Write out the material exactly, without any of its pictures.

Supplied material:

- - - - - - -

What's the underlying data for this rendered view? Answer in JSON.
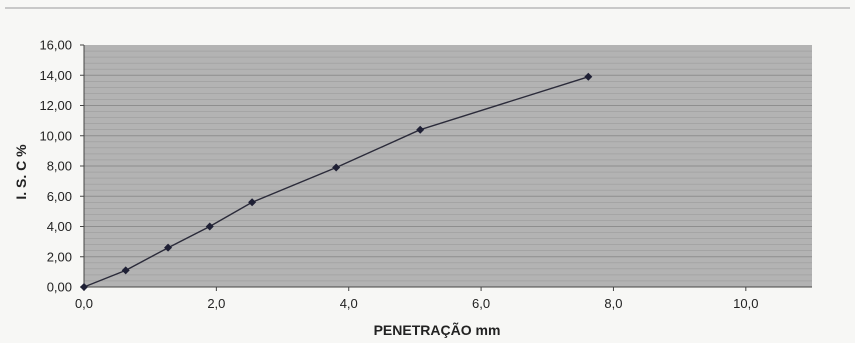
{
  "chart_data": {
    "type": "line",
    "title": "",
    "xlabel": "PENETRAÇÃO mm",
    "ylabel": "I. S. C %",
    "xlim": [
      0,
      11
    ],
    "ylim": [
      0,
      16
    ],
    "x_ticks": [
      "0,0",
      "2,0",
      "4,0",
      "6,0",
      "8,0",
      "10,0"
    ],
    "x_tick_values": [
      0,
      2,
      4,
      6,
      8,
      10
    ],
    "y_ticks": [
      "0,00",
      "2,00",
      "4,00",
      "6,00",
      "8,00",
      "10,00",
      "12,00",
      "14,00",
      "16,00"
    ],
    "y_tick_values": [
      0,
      2,
      4,
      6,
      8,
      10,
      12,
      14,
      16
    ],
    "grid": true,
    "legend": "none",
    "series": [
      {
        "x": [
          0.0,
          0.63,
          1.27,
          1.9,
          2.54,
          3.81,
          5.08,
          7.62
        ],
        "y": [
          0.0,
          1.1,
          2.6,
          4.0,
          5.6,
          7.9,
          10.4,
          13.9
        ]
      }
    ],
    "colors": {
      "plot_background": "#b3b3b3",
      "gridline": "#8a8a8a",
      "line": "#2b2b3a",
      "marker": "#1f2035"
    }
  }
}
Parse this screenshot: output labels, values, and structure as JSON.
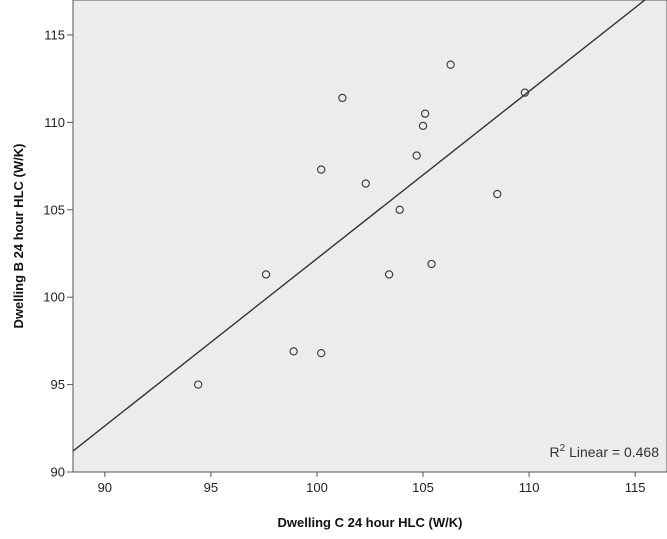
{
  "chart_data": {
    "type": "scatter",
    "xlabel": "Dwelling C 24 hour HLC (W/K)",
    "ylabel": "Dwelling B 24 hour HLC (W/K)",
    "xlim": [
      88.5,
      116.5
    ],
    "ylim": [
      90,
      117
    ],
    "xticks": [
      90,
      95,
      100,
      105,
      110,
      115
    ],
    "yticks": [
      90,
      95,
      100,
      105,
      110,
      115
    ],
    "points": [
      {
        "x": 94.4,
        "y": 95.0
      },
      {
        "x": 97.6,
        "y": 101.3
      },
      {
        "x": 98.9,
        "y": 96.9
      },
      {
        "x": 100.2,
        "y": 96.8
      },
      {
        "x": 100.2,
        "y": 107.3
      },
      {
        "x": 101.2,
        "y": 111.4
      },
      {
        "x": 102.3,
        "y": 106.5
      },
      {
        "x": 103.4,
        "y": 101.3
      },
      {
        "x": 103.9,
        "y": 105.0
      },
      {
        "x": 104.7,
        "y": 108.1
      },
      {
        "x": 105.0,
        "y": 109.8
      },
      {
        "x": 105.1,
        "y": 110.5
      },
      {
        "x": 105.4,
        "y": 101.9
      },
      {
        "x": 106.3,
        "y": 113.3
      },
      {
        "x": 108.5,
        "y": 105.9
      },
      {
        "x": 109.8,
        "y": 111.7
      }
    ],
    "fit_line": {
      "type": "linear",
      "points": [
        {
          "x": 88.5,
          "y": 91.2
        },
        {
          "x": 116.5,
          "y": 118
        }
      ]
    },
    "annotation": {
      "prefix": "R",
      "superscript": "2",
      "suffix": " Linear = 0.468"
    },
    "plot_background": "#ececec",
    "grid": false
  }
}
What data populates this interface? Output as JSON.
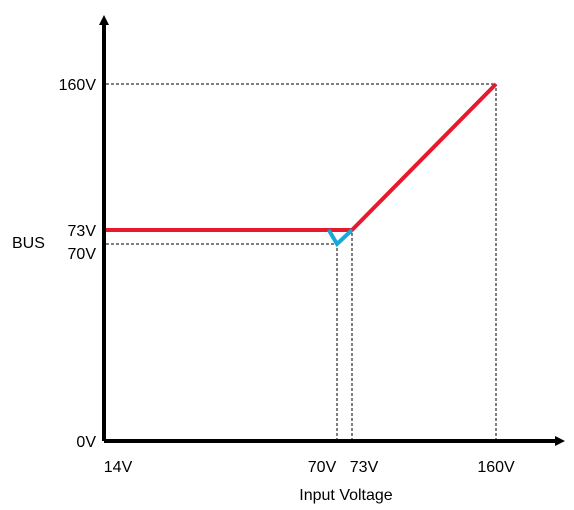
{
  "chart_data": {
    "type": "line",
    "xlabel": "Input Voltage",
    "ylabel": "BUS",
    "x_ticks": [
      "14V",
      "70V",
      "73V",
      "160V"
    ],
    "y_ticks": [
      "0V",
      "70V",
      "73V",
      "160V"
    ],
    "series": [
      {
        "color": "#e8192c",
        "points": [
          [
            14,
            73
          ],
          [
            73,
            73
          ],
          [
            160,
            160
          ]
        ]
      },
      {
        "color": "#1aa7d6",
        "points": [
          [
            68,
            73
          ],
          [
            70,
            70
          ],
          [
            73,
            73
          ]
        ]
      }
    ],
    "reference_lines": [
      {
        "from": [
          70,
          0
        ],
        "to": [
          70,
          70
        ],
        "style": "dashed"
      },
      {
        "from": [
          73,
          0
        ],
        "to": [
          73,
          73
        ],
        "style": "dashed"
      },
      {
        "from": [
          160,
          0
        ],
        "to": [
          160,
          160
        ],
        "style": "dashed"
      },
      {
        "from": [
          14,
          70
        ],
        "to": [
          70,
          70
        ],
        "style": "dashed"
      },
      {
        "from": [
          14,
          160
        ],
        "to": [
          160,
          160
        ],
        "style": "dashed"
      }
    ],
    "grid": false,
    "legend": "none"
  }
}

- - - - - - -

Final result:
What's the underlying data for this rendered view? Answer in JSON.
{
  "chart_data": {
    "type": "line",
    "title": "",
    "xlabel": "PENETRAÇÃO mm",
    "ylabel": "I. S. C %",
    "xlim": [
      0,
      11
    ],
    "ylim": [
      0,
      16
    ],
    "x_ticks": [
      "0,0",
      "2,0",
      "4,0",
      "6,0",
      "8,0",
      "10,0"
    ],
    "x_tick_values": [
      0,
      2,
      4,
      6,
      8,
      10
    ],
    "y_ticks": [
      "0,00",
      "2,00",
      "4,00",
      "6,00",
      "8,00",
      "10,00",
      "12,00",
      "14,00",
      "16,00"
    ],
    "y_tick_values": [
      0,
      2,
      4,
      6,
      8,
      10,
      12,
      14,
      16
    ],
    "grid": true,
    "legend": "none",
    "series": [
      {
        "x": [
          0.0,
          0.63,
          1.27,
          1.9,
          2.54,
          3.81,
          5.08,
          7.62
        ],
        "y": [
          0.0,
          1.1,
          2.6,
          4.0,
          5.6,
          7.9,
          10.4,
          13.9
        ]
      }
    ],
    "colors": {
      "plot_background": "#b3b3b3",
      "gridline": "#8a8a8a",
      "line": "#2b2b3a",
      "marker": "#1f2035"
    }
  }
}
Parse this screenshot: output labels, values, and structure as JSON.
{
  "chart_data": {
    "type": "scatter",
    "xlabel": "Dwelling C 24 hour HLC (W/K)",
    "ylabel": "Dwelling B 24 hour HLC (W/K)",
    "xlim": [
      88.5,
      116.5
    ],
    "ylim": [
      90,
      117
    ],
    "xticks": [
      90,
      95,
      100,
      105,
      110,
      115
    ],
    "yticks": [
      90,
      95,
      100,
      105,
      110,
      115
    ],
    "points": [
      {
        "x": 94.4,
        "y": 95.0
      },
      {
        "x": 97.6,
        "y": 101.3
      },
      {
        "x": 98.9,
        "y": 96.9
      },
      {
        "x": 100.2,
        "y": 96.8
      },
      {
        "x": 100.2,
        "y": 107.3
      },
      {
        "x": 101.2,
        "y": 111.4
      },
      {
        "x": 102.3,
        "y": 106.5
      },
      {
        "x": 103.4,
        "y": 101.3
      },
      {
        "x": 103.9,
        "y": 105.0
      },
      {
        "x": 104.7,
        "y": 108.1
      },
      {
        "x": 105.0,
        "y": 109.8
      },
      {
        "x": 105.1,
        "y": 110.5
      },
      {
        "x": 105.4,
        "y": 101.9
      },
      {
        "x": 106.3,
        "y": 113.3
      },
      {
        "x": 108.5,
        "y": 105.9
      },
      {
        "x": 109.8,
        "y": 111.7
      }
    ],
    "fit_line": {
      "type": "linear",
      "points": [
        {
          "x": 88.5,
          "y": 91.2
        },
        {
          "x": 116.5,
          "y": 118
        }
      ]
    },
    "annotation": {
      "prefix": "R",
      "superscript": "2",
      "suffix": " Linear = 0.468"
    },
    "plot_background": "#ececec",
    "grid": false
  }
}
What data populates this interface? Output as JSON.
{
  "chart_data": {
    "type": "line",
    "xlabel": "Input Voltage",
    "ylabel": "BUS",
    "x_ticks": [
      "14V",
      "70V",
      "73V",
      "160V"
    ],
    "y_ticks": [
      "0V",
      "70V",
      "73V",
      "160V"
    ],
    "series": [
      {
        "color": "#e8192c",
        "points": [
          [
            14,
            73
          ],
          [
            73,
            73
          ],
          [
            160,
            160
          ]
        ]
      },
      {
        "color": "#1aa7d6",
        "points": [
          [
            68,
            73
          ],
          [
            70,
            70
          ],
          [
            73,
            73
          ]
        ]
      }
    ],
    "reference_lines": [
      {
        "from": [
          70,
          0
        ],
        "to": [
          70,
          70
        ],
        "style": "dashed"
      },
      {
        "from": [
          73,
          0
        ],
        "to": [
          73,
          73
        ],
        "style": "dashed"
      },
      {
        "from": [
          160,
          0
        ],
        "to": [
          160,
          160
        ],
        "style": "dashed"
      },
      {
        "from": [
          14,
          70
        ],
        "to": [
          70,
          70
        ],
        "style": "dashed"
      },
      {
        "from": [
          14,
          160
        ],
        "to": [
          160,
          160
        ],
        "style": "dashed"
      }
    ],
    "grid": false,
    "legend": "none"
  }
}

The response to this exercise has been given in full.